GOAL
You are to retype all of the data exactly as it appears.

INPUT
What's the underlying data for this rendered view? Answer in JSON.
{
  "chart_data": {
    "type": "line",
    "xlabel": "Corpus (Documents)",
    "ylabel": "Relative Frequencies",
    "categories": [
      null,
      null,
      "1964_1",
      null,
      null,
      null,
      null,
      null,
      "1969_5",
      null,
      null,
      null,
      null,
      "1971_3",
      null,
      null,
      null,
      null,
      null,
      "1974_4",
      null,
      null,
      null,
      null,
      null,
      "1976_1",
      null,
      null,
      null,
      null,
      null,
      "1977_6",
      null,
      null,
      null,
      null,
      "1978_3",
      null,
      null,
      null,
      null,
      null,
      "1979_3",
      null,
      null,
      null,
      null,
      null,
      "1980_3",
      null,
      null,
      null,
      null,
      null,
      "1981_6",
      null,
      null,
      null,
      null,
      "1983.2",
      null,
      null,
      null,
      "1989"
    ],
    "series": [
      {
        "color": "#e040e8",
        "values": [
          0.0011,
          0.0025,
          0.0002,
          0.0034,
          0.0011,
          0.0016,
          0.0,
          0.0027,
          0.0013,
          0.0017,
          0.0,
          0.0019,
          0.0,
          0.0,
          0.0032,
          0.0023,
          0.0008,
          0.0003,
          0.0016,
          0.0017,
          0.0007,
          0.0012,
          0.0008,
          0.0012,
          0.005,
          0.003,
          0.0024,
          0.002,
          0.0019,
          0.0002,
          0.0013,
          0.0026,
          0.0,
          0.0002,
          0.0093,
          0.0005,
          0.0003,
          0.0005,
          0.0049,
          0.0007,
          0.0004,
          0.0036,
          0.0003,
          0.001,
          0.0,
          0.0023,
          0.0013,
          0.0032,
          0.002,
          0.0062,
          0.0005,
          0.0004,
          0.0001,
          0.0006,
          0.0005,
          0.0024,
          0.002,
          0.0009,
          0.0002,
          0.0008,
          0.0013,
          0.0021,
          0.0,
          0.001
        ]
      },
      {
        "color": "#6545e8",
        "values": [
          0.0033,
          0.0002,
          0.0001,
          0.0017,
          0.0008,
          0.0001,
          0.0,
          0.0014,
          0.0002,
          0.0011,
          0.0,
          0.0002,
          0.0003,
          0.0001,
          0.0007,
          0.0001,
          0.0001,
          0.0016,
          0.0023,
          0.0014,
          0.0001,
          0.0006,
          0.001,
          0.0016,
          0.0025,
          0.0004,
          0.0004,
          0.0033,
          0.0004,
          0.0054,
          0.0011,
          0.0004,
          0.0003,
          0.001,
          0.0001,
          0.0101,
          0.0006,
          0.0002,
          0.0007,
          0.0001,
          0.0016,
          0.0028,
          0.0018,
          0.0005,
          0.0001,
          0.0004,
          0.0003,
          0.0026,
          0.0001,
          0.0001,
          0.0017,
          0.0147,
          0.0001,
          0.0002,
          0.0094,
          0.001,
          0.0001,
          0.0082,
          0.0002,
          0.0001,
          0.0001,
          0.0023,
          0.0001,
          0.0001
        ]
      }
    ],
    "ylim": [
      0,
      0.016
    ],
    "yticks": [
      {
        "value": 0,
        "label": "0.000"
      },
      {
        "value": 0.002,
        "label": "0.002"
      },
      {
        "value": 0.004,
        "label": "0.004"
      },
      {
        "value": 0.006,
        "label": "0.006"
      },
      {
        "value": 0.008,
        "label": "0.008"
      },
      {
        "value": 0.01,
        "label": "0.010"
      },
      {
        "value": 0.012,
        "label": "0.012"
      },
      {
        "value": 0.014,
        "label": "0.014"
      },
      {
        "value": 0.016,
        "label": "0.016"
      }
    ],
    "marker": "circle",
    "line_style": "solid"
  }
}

RESULT
What's the underlying data for this rendered view? Answer in JSON.
{
  "chart_data": {
    "type": "line",
    "xlabel": "Corpus (Documents)",
    "ylabel": "Relative Frequencies",
    "categories": [
      null,
      null,
      "1964_1",
      null,
      null,
      null,
      null,
      null,
      "1969_5",
      null,
      null,
      null,
      null,
      "1971_3",
      null,
      null,
      null,
      null,
      null,
      "1974_4",
      null,
      null,
      null,
      null,
      null,
      "1976_1",
      null,
      null,
      null,
      null,
      null,
      "1977_6",
      null,
      null,
      null,
      null,
      "1978_3",
      null,
      null,
      null,
      null,
      null,
      "1979_3",
      null,
      null,
      null,
      null,
      null,
      "1980_3",
      null,
      null,
      null,
      null,
      null,
      "1981_6",
      null,
      null,
      null,
      null,
      "1983.2",
      null,
      null,
      null,
      "1989"
    ],
    "series": [
      {
        "color": "#e040e8",
        "values": [
          0.0011,
          0.0025,
          0.0002,
          0.0034,
          0.0011,
          0.0016,
          0.0,
          0.0027,
          0.0013,
          0.0017,
          0.0,
          0.0019,
          0.0,
          0.0,
          0.0032,
          0.0023,
          0.0008,
          0.0003,
          0.0016,
          0.0017,
          0.0007,
          0.0012,
          0.0008,
          0.0012,
          0.005,
          0.003,
          0.0024,
          0.002,
          0.0019,
          0.0002,
          0.0013,
          0.0026,
          0.0,
          0.0002,
          0.0093,
          0.0005,
          0.0003,
          0.0005,
          0.0049,
          0.0007,
          0.0004,
          0.0036,
          0.0003,
          0.001,
          0.0,
          0.0023,
          0.0013,
          0.0032,
          0.002,
          0.0062,
          0.0005,
          0.0004,
          0.0001,
          0.0006,
          0.0005,
          0.0024,
          0.002,
          0.0009,
          0.0002,
          0.0008,
          0.0013,
          0.0021,
          0.0,
          0.001
        ]
      },
      {
        "color": "#6545e8",
        "values": [
          0.0033,
          0.0002,
          0.0001,
          0.0017,
          0.0008,
          0.0001,
          0.0,
          0.0014,
          0.0002,
          0.0011,
          0.0,
          0.0002,
          0.0003,
          0.0001,
          0.0007,
          0.0001,
          0.0001,
          0.0016,
          0.0023,
          0.0014,
          0.0001,
          0.0006,
          0.001,
          0.0016,
          0.0025,
          0.0004,
          0.0004,
          0.0033,
          0.0004,
          0.0054,
          0.0011,
          0.0004,
          0.0003,
          0.001,
          0.0001,
          0.0101,
          0.0006,
          0.0002,
          0.0007,
          0.0001,
          0.0016,
          0.0028,
          0.0018,
          0.0005,
          0.0001,
          0.0004,
          0.0003,
          0.0026,
          0.0001,
          0.0001,
          0.0017,
          0.0147,
          0.0001,
          0.0002,
          0.0094,
          0.001,
          0.0001,
          0.0082,
          0.0002,
          0.0001,
          0.0001,
          0.0023,
          0.0001,
          0.0001
        ]
      }
    ],
    "ylim": [
      0,
      0.016
    ],
    "yticks": [
      {
        "value": 0,
        "label": "0.000"
      },
      {
        "value": 0.002,
        "label": "0.002"
      },
      {
        "value": 0.004,
        "label": "0.004"
      },
      {
        "value": 0.006,
        "label": "0.006"
      },
      {
        "value": 0.008,
        "label": "0.008"
      },
      {
        "value": 0.01,
        "label": "0.010"
      },
      {
        "value": 0.012,
        "label": "0.012"
      },
      {
        "value": 0.014,
        "label": "0.014"
      },
      {
        "value": 0.016,
        "label": "0.016"
      }
    ],
    "marker": "circle",
    "line_style": "solid"
  }
}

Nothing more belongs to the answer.